* Stated problem
Extract each line of the data and write it out again exactly.

* Input
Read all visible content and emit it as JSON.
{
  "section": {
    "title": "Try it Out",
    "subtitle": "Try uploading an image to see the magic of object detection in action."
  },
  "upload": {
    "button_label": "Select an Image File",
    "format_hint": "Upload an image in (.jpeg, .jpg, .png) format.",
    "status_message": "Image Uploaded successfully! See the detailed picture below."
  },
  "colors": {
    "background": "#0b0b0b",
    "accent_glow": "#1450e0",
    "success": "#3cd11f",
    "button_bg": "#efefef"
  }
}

* Task solution
Read all visible content and emit it as JSON.
{
  "section": {
    "title": "Try it Out",
    "subtitle": "Try uploading an image to see the magic of object detection in action."
  },
  "upload": {
    "button_label": "Select an Image File",
    "format_hint": "Upload an image in (.jpeg, .jpg, .png) format.",
    "status_message": "Image Uploaded successfully! See the detailed picture below."
  },
  "colors": {
    "background": "#0b0b0b",
    "accent_glow": "#1450e0",
    "success": "#3cd11f",
    "button_bg": "#efefef"
  }
}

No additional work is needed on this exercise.